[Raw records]
● ● ●
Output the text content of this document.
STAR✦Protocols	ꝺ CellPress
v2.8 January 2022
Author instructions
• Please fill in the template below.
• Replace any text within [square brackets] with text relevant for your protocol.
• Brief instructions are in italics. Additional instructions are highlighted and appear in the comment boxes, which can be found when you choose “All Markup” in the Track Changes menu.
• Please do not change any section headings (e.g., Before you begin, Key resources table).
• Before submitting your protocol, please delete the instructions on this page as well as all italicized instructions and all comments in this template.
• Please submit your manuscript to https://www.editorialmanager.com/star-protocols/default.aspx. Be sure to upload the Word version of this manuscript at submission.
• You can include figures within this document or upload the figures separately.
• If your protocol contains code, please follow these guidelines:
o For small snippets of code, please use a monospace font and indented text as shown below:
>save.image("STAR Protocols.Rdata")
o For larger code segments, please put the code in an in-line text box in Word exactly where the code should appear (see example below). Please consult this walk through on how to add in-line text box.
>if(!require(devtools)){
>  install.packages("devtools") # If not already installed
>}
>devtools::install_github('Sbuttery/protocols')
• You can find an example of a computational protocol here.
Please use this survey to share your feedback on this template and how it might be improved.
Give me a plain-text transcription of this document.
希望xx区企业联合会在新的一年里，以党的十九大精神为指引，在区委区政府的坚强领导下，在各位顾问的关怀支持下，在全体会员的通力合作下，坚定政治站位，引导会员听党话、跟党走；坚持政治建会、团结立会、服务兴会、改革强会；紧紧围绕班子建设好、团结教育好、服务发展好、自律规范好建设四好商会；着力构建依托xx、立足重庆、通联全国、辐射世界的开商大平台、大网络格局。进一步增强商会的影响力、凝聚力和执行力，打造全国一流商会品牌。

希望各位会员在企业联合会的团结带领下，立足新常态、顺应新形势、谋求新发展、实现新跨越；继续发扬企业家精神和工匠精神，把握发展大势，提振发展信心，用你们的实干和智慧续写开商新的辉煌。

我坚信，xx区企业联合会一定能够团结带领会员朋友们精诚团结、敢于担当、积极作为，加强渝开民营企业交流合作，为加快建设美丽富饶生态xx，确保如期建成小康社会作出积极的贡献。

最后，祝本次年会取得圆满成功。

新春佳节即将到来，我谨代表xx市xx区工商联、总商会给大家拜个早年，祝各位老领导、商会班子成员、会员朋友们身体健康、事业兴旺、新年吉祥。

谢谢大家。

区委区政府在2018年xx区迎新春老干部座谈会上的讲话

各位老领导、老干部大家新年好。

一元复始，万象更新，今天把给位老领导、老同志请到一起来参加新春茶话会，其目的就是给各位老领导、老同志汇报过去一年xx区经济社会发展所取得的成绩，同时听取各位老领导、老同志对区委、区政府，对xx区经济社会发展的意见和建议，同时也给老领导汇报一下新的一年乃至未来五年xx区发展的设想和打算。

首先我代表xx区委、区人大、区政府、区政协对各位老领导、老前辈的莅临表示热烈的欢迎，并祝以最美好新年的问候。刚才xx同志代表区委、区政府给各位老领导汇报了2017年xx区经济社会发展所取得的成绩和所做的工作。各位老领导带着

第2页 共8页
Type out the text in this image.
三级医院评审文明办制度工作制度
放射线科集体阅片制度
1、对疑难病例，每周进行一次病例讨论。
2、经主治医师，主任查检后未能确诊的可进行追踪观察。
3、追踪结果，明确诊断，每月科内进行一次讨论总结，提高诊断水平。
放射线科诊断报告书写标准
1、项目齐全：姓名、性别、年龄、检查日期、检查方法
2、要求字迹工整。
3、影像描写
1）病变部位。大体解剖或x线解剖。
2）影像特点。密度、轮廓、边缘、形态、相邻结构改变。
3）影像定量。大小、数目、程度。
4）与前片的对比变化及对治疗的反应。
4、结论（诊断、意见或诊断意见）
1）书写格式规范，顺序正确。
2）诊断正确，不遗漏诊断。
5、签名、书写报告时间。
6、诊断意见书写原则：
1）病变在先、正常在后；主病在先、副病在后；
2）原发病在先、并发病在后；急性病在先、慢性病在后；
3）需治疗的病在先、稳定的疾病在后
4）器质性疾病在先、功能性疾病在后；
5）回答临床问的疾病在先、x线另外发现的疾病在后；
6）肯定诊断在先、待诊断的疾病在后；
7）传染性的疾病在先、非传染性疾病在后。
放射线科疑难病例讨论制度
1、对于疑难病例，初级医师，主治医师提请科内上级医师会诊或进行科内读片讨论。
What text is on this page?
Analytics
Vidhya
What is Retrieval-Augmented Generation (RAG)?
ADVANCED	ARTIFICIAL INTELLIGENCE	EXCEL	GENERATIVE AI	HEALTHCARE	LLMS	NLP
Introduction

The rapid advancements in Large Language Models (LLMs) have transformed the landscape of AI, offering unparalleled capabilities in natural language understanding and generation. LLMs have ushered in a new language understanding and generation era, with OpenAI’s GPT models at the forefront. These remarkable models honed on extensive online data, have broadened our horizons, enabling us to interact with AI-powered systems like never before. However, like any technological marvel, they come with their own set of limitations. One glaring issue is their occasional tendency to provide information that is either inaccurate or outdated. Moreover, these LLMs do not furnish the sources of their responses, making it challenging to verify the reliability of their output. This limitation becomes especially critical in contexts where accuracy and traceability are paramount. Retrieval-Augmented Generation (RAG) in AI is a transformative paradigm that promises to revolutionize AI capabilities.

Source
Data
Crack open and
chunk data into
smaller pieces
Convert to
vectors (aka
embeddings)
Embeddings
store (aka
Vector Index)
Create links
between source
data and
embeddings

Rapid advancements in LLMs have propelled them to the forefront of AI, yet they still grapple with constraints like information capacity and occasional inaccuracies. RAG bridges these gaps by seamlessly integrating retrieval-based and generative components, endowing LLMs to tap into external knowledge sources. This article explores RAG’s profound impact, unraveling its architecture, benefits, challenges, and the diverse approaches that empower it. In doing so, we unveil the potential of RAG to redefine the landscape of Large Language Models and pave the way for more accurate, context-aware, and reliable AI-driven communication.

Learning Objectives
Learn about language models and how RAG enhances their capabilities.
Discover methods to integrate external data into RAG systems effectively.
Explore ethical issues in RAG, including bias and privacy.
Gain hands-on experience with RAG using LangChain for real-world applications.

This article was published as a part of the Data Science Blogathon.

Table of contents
● ● ●
Reproduce the full set of records precisely.

> _Finished task_:
Output the text content of this document.
STAR✦Protocols	ꝺ CellPress
v2.8 January 2022
Author instructions
• Please fill in the template below.
• Replace any text within [square brackets] with text relevant for your protocol.
• Brief instructions are in italics. Additional instructions are highlighted and appear in the comment boxes, which can be found when you choose “All Markup” in the Track Changes menu.
• Please do not change any section headings (e.g., Before you begin, Key resources table).
• Before submitting your protocol, please delete the instructions on this page as well as all italicized instructions and all comments in this template.
• Please submit your manuscript to https://www.editorialmanager.com/star-protocols/default.aspx. Be sure to upload the Word version of this manuscript at submission.
• You can include figures within this document or upload the figures separately.
• If your protocol contains code, please follow these guidelines:
o For small snippets of code, please use a monospace font and indented text as shown below:
>save.image("STAR Protocols.Rdata")
o For larger code segments, please put the code in an in-line text box in Word exactly where the code should appear (see example below). Please consult this walk through on how to add in-line text box.
>if(!require(devtools)){
>  install.packages("devtools") # If not already installed
>}
>devtools::install_github('Sbuttery/protocols')
• You can find an example of a computational protocol here.
Please use this survey to share your feedback on this template and how it might be improved.
Give me a plain-text transcription of this document.
希望xx区企业联合会在新的一年里，以党的十九大精神为指引，在区委区政府的坚强领导下，在各位顾问的关怀支持下，在全体会员的通力合作下，坚定政治站位，引导会员听党话、跟党走；坚持政治建会、团结立会、服务兴会、改革强会；紧紧围绕班子建设好、团结教育好、服务发展好、自律规范好建设四好商会；着力构建依托xx、立足重庆、通联全国、辐射世界的开商大平台、大网络格局。进一步增强商会的影响力、凝聚力和执行力，打造全国一流商会品牌。

希望各位会员在企业联合会的团结带领下，立足新常态、顺应新形势、谋求新发展、实现新跨越；继续发扬企业家精神和工匠精神，把握发展大势，提振发展信心，用你们的实干和智慧续写开商新的辉煌。

我坚信，xx区企业联合会一定能够团结带领会员朋友们精诚团结、敢于担当、积极作为，加强渝开民营企业交流合作，为加快建设美丽富饶生态xx，确保如期建成小康社会作出积极的贡献。

最后，祝本次年会取得圆满成功。

新春佳节即将到来，我谨代表xx市xx区工商联、总商会给大家拜个早年，祝各位老领导、商会班子成员、会员朋友们身体健康、事业兴旺、新年吉祥。

谢谢大家。

区委区政府在2018年xx区迎新春老干部座谈会上的讲话

各位老领导、老干部大家新年好。

一元复始，万象更新，今天把给位老领导、老同志请到一起来参加新春茶话会，其目的就是给各位老领导、老同志汇报过去一年xx区经济社会发展所取得的成绩，同时听取各位老领导、老同志对区委、区政府，对xx区经济社会发展的意见和建议，同时也给老领导汇报一下新的一年乃至未来五年xx区发展的设想和打算。

首先我代表xx区委、区人大、区政府、区政协对各位老领导、老前辈的莅临表示热烈的欢迎，并祝以最美好新年的问候。刚才xx同志代表区委、区政府给各位老领导汇报了2017年xx区经济社会发展所取得的成绩和所做的工作。各位老领导带着

第2页 共8页
Type out the text in this image.
三级医院评审文明办制度工作制度
放射线科集体阅片制度
1、对疑难病例，每周进行一次病例讨论。
2、经主治医师，主任查检后未能确诊的可进行追踪观察。
3、追踪结果，明确诊断，每月科内进行一次讨论总结，提高诊断水平。
放射线科诊断报告书写标准
1、项目齐全：姓名、性别、年龄、检查日期、检查方法
2、要求字迹工整。
3、影像描写
1）病变部位。大体解剖或x线解剖。
2）影像特点。密度、轮廓、边缘、形态、相邻结构改变。
3）影像定量。大小、数目、程度。
4）与前片的对比变化及对治疗的反应。
4、结论（诊断、意见或诊断意见）
1）书写格式规范，顺序正确。
2）诊断正确，不遗漏诊断。
5、签名、书写报告时间。
6、诊断意见书写原则：
1）病变在先、正常在后；主病在先、副病在后；
2）原发病在先、并发病在后；急性病在先、慢性病在后；
3）需治疗的病在先、稳定的疾病在后
4）器质性疾病在先、功能性疾病在后；
5）回答临床问的疾病在先、x线另外发现的疾病在后；
6）肯定诊断在先、待诊断的疾病在后；
7）传染性的疾病在先、非传染性疾病在后。
放射线科疑难病例讨论制度
1、对于疑难病例，初级医师，主治医师提请科内上级医师会诊或进行科内读片讨论。
What text is on this page?
Analytics
Vidhya
What is Retrieval-Augmented Generation (RAG)?
ADVANCED	ARTIFICIAL INTELLIGENCE	EXCEL	GENERATIVE AI	HEALTHCARE	LLMS	NLP
Introduction

The rapid advancements in Large Language Models (LLMs) have transformed the landscape of AI, offering unparalleled capabilities in natural language understanding and generation. LLMs have ushered in a new language understanding and generation era, with OpenAI’s GPT models at the forefront. These remarkable models honed on extensive online data, have broadened our horizons, enabling us to interact with AI-powered systems like never before. However, like any technological marvel, they come with their own set of limitations. One glaring issue is their occasional tendency to provide information that is either inaccurate or outdated. Moreover, these LLMs do not furnish the sources of their responses, making it challenging to verify the reliability of their output. This limitation becomes especially critical in contexts where accuracy and traceability are paramount. Retrieval-Augmented Generation (RAG) in AI is a transformative paradigm that promises to revolutionize AI capabilities.

Source
Data
Crack open and
chunk data into
smaller pieces
Convert to
vectors (aka
embeddings)
Embeddings
store (aka
Vector Index)
Create links
between source
data and
embeddings

Rapid advancements in LLMs have propelled them to the forefront of AI, yet they still grapple with constraints like information capacity and occasional inaccuracies. RAG bridges these gaps by seamlessly integrating retrieval-based and generative components, endowing LLMs to tap into external knowledge sources. This article explores RAG’s profound impact, unraveling its architecture, benefits, challenges, and the diverse approaches that empower it. In doing so, we unveil the potential of RAG to redefine the landscape of Large Language Models and pave the way for more accurate, context-aware, and reliable AI-driven communication.

Learning Objectives
Learn about language models and how RAG enhances their capabilities.
Discover methods to integrate external data into RAG systems effectively.
Explore ethical issues in RAG, including bias and privacy.
Gain hands-on experience with RAG using LangChain for real-world applications.

This article was published as a part of the Data Science Blogathon.

Table of contents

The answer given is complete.